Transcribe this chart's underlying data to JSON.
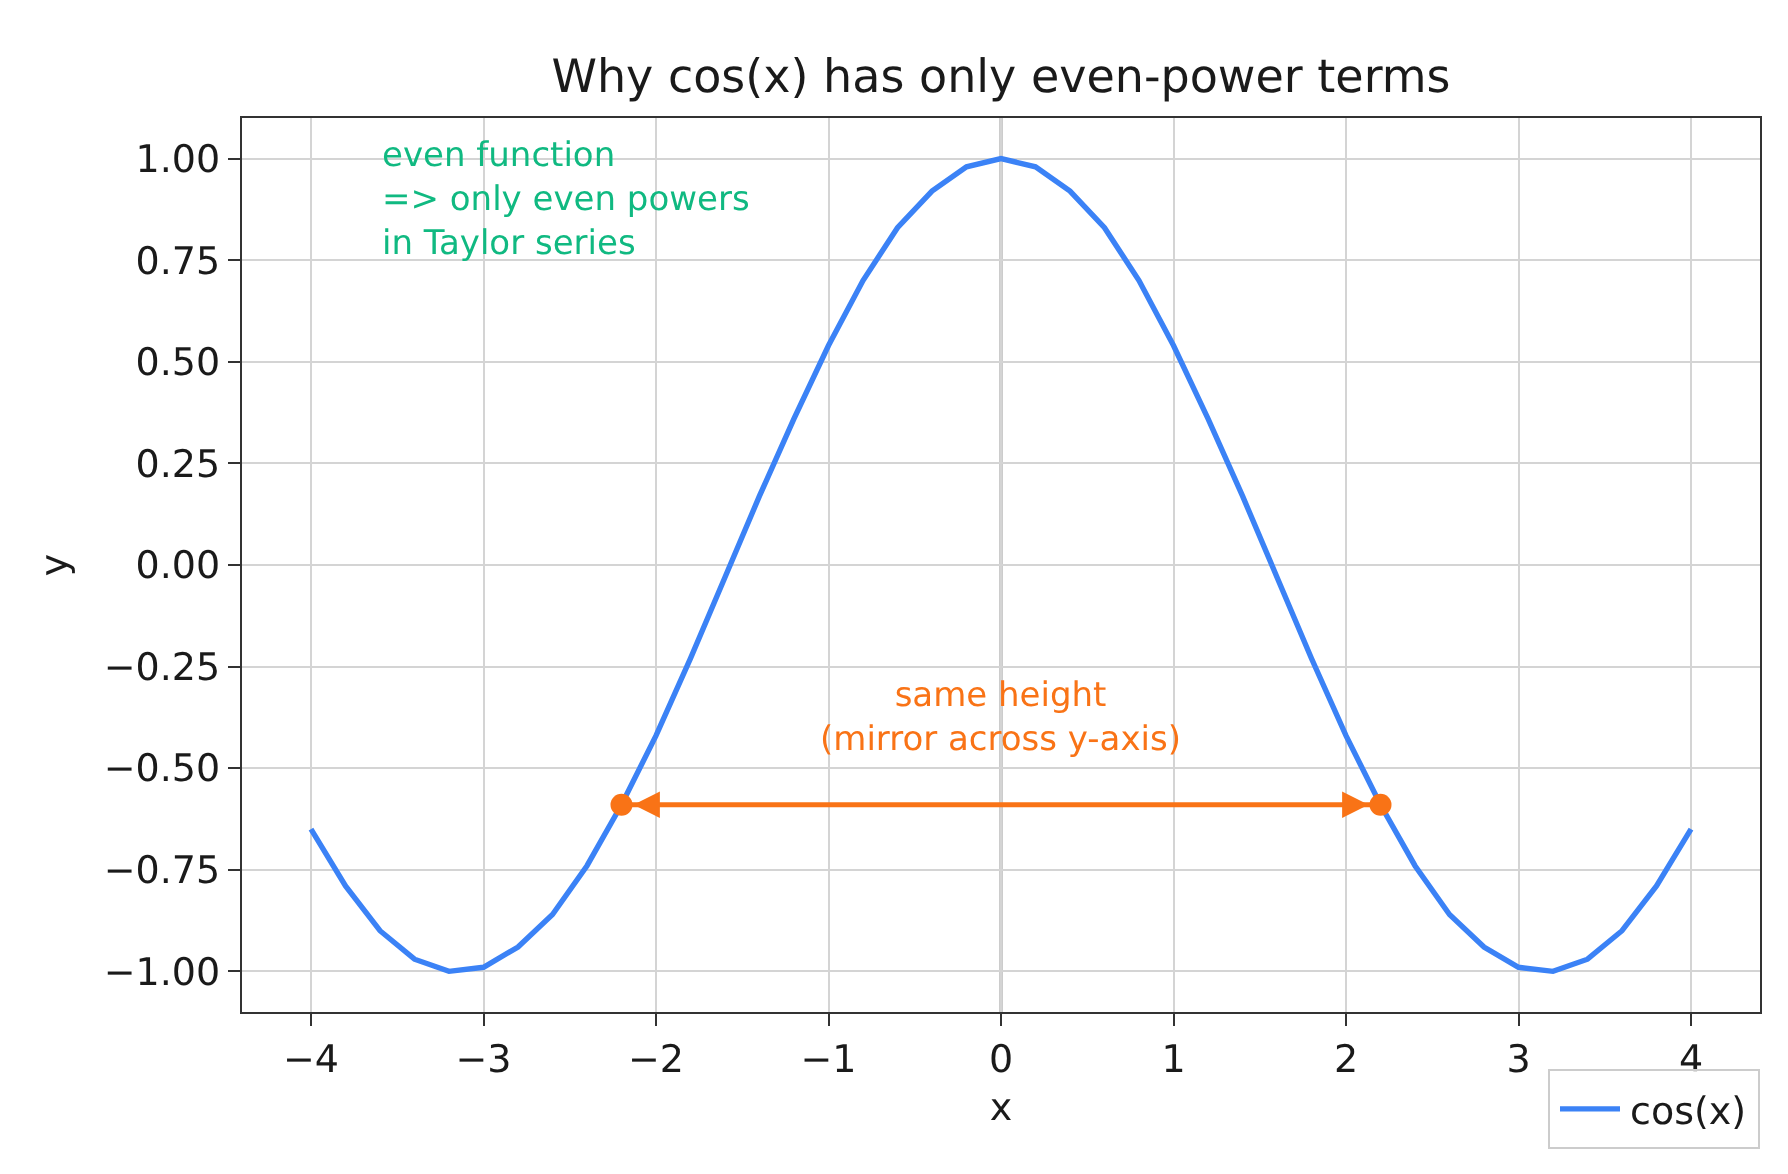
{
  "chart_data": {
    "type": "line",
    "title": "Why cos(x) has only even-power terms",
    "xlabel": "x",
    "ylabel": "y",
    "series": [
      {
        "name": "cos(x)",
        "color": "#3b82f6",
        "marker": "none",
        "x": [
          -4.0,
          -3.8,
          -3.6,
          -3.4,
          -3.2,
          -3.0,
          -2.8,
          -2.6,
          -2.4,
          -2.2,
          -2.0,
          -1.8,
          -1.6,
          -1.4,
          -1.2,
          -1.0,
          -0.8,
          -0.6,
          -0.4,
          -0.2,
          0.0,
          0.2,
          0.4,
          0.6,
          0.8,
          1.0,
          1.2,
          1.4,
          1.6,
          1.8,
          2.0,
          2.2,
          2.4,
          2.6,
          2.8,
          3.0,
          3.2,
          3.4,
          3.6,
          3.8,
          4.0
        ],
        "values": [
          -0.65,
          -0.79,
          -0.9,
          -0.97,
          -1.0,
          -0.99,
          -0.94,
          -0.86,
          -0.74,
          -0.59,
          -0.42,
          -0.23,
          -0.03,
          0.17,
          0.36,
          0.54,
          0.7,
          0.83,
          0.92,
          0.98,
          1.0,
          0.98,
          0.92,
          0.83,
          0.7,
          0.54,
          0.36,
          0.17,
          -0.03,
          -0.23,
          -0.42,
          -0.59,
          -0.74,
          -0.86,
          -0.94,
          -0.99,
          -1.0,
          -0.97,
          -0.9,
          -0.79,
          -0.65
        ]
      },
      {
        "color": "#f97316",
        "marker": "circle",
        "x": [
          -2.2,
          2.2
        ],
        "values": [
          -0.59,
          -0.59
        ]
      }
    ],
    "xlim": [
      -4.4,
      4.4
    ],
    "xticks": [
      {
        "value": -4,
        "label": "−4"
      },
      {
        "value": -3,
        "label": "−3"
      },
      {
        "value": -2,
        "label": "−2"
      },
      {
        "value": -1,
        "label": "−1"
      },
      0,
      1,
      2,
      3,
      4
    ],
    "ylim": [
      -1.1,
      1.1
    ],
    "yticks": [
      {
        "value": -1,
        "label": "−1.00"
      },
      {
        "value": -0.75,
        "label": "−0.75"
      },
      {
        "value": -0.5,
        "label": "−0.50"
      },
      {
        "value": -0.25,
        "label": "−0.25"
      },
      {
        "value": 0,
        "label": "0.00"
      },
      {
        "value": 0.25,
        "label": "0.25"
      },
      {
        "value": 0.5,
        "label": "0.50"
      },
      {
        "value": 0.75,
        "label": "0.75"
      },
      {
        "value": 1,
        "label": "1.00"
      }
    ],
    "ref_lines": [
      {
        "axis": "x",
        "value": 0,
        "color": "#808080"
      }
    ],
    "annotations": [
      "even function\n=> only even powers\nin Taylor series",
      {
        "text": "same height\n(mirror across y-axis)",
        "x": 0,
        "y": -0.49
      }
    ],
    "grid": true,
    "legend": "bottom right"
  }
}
::::::::::
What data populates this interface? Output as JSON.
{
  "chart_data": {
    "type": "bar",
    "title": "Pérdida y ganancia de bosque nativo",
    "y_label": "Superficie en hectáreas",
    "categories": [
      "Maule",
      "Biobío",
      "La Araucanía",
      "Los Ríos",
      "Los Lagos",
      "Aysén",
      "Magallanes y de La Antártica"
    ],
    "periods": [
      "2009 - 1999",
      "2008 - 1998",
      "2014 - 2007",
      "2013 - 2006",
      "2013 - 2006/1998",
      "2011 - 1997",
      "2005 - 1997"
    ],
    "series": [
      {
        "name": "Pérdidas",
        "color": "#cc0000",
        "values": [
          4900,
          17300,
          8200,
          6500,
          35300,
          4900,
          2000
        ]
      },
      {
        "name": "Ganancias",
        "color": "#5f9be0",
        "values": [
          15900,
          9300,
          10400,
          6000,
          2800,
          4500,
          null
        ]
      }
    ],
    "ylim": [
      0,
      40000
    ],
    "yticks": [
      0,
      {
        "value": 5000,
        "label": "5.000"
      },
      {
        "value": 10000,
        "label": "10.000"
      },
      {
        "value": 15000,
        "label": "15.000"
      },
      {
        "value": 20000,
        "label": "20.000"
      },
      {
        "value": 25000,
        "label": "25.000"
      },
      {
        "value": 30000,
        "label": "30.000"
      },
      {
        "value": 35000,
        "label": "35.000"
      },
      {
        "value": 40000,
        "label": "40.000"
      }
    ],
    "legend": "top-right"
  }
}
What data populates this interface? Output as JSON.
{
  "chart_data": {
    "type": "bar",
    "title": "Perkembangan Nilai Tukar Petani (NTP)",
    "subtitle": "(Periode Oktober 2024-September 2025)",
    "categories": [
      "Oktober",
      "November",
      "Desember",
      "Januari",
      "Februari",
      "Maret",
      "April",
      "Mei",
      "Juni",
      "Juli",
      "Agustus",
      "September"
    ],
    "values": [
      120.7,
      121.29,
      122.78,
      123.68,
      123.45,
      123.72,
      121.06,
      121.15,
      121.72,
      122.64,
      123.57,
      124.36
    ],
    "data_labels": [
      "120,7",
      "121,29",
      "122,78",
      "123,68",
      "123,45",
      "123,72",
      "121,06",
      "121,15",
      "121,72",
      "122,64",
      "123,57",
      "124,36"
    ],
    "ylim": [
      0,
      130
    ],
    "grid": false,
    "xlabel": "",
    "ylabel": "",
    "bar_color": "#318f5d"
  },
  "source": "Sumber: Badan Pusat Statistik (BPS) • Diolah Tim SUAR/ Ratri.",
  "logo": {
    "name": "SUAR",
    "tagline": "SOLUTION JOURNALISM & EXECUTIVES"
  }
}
::::::::::
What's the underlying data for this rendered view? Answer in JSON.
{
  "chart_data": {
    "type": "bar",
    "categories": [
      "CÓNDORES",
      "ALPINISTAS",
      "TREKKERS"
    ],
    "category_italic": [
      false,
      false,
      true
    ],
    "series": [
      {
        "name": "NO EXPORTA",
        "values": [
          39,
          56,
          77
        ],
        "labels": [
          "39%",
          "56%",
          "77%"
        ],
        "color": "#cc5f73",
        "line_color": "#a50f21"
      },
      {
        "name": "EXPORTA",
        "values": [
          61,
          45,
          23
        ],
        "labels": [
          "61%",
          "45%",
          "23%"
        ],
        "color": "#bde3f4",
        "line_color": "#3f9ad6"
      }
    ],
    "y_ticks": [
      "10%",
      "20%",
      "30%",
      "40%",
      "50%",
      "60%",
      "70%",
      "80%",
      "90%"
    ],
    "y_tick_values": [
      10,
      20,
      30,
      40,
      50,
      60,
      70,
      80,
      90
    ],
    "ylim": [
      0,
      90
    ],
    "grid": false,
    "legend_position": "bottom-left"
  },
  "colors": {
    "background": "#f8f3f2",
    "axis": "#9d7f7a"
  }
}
::::::::::
Extract all lines from the data in which "SUAR" is found.

Correct result:
  "source": "Sumber: Badan Pusat Statistik (BPS) • Diolah Tim SUAR/ Ratri.",
    "name": "SUAR",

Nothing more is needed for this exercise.